*Direction*.
Format every line of the material below as a numbered list, omitting any blank lines.

*Bounding box annotations*.

++++++++

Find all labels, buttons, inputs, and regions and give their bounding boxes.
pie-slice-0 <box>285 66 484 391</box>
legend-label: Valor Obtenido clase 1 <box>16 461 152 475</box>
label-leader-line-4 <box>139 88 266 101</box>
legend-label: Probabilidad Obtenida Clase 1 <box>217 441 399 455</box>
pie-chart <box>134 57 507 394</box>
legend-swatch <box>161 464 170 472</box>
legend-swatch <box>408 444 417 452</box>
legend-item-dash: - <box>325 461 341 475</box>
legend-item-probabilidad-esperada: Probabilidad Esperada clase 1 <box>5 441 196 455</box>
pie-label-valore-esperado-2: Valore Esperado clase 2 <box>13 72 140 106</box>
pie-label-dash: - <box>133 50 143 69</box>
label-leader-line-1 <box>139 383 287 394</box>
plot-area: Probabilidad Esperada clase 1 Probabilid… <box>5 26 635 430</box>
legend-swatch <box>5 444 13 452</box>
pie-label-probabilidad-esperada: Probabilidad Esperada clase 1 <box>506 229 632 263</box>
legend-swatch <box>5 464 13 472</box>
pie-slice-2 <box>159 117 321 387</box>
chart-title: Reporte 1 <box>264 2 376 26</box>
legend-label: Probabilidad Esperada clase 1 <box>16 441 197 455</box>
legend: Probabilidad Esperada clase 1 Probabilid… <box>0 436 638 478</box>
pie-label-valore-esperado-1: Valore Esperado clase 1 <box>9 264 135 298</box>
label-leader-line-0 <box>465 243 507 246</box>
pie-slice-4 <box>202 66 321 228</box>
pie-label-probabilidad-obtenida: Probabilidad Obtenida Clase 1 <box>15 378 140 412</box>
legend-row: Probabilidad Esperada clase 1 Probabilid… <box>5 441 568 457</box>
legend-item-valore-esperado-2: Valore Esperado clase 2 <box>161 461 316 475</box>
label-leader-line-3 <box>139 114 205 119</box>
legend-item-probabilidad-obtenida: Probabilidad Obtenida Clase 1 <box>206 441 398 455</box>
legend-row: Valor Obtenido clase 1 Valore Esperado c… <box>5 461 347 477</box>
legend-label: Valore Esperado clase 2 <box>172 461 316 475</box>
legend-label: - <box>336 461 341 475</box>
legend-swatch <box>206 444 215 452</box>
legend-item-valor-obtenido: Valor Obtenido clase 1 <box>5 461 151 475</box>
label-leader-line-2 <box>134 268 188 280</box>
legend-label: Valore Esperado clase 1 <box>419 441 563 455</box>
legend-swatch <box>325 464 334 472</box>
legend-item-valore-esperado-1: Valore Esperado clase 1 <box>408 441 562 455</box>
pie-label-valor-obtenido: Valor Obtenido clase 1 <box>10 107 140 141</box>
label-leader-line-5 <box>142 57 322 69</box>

++++++++

*Result of this task*.
1. Find all labels, buttons, inputs, and regions and give their bounding boxes.
2. pie-slice-0 <box>285 66 484 391</box>
3. legend-label: Valor Obtenido clase 1 <box>16 461 152 475</box>
4. label-leader-line-4 <box>139 88 266 101</box>
5. legend-label: Probabilidad Obtenida Clase 1 <box>217 441 399 455</box>
6. pie-chart <box>134 57 507 394</box>
7. legend-swatch <box>161 464 170 472</box>
8. legend-swatch <box>408 444 417 452</box>
9. legend-item-dash: - <box>325 461 341 475</box>
10. legend-item-probabilidad-esperada: Probabilidad Esperada clase 1 <box>5 441 196 455</box>
11. pie-label-valore-esperado-2: Valore Esperado clase 2 <box>13 72 140 106</box>
12. pie-label-dash: - <box>133 50 143 69</box>
13. label-leader-line-1 <box>139 383 287 394</box>
14. plot-area: Probabilidad Esperada clase 1 Probabilid… <box>5 26 635 430</box>
15. legend-swatch <box>5 444 13 452</box>
16. pie-label-probabilidad-esperada: Probabilidad Esperada clase 1 <box>506 229 632 263</box>
17. legend-swatch <box>5 464 13 472</box>
18. pie-slice-2 <box>159 117 321 387</box>
19. chart-title: Reporte 1 <box>264 2 376 26</box>
20. legend-label: Probabilidad Esperada clase 1 <box>16 441 197 455</box>
21. legend: Probabilidad Esperada clase 1 Probabilid… <box>0 436 638 478</box>
22. pie-label-valore-esperado-1: Valore Esperado clase 1 <box>9 264 135 298</box>
23. label-leader-line-0 <box>465 243 507 246</box>
24. pie-slice-4 <box>202 66 321 228</box>
25. pie-label-probabilidad-obtenida: Probabilidad Obtenida Clase 1 <box>15 378 140 412</box>
26. legend-row: Probabilidad Esperada clase 1 Probabilid… <box>5 441 568 457</box>
27. legend-item-valore-esperado-2: Valore Esperado clase 2 <box>161 461 316 475</box>
28. label-leader-line-3 <box>139 114 205 119</box>
29. legend-item-probabilidad-obtenida: Probabilidad Obtenida Clase 1 <box>206 441 398 455</box>
30. legend-row: Valor Obtenido clase 1 Valore Esperado c… <box>5 461 347 477</box>
31. legend-label: Valore Esperado clase 2 <box>172 461 316 475</box>
32. legend-label: - <box>336 461 341 475</box>
33. legend-swatch <box>206 444 215 452</box>
34. legend-item-valor-obtenido: Valor Obtenido clase 1 <box>5 461 151 475</box>
35. label-leader-line-2 <box>134 268 188 280</box>
36. legend-label: Valore Esperado clase 1 <box>419 441 563 455</box>
37. legend-swatch <box>325 464 334 472</box>
38. legend-item-valore-esperado-1: Valore Esperado clase 1 <box>408 441 562 455</box>
39. pie-label-valor-obtenido: Valor Obtenido clase 1 <box>10 107 140 141</box>
40. label-leader-line-5 <box>142 57 322 69</box>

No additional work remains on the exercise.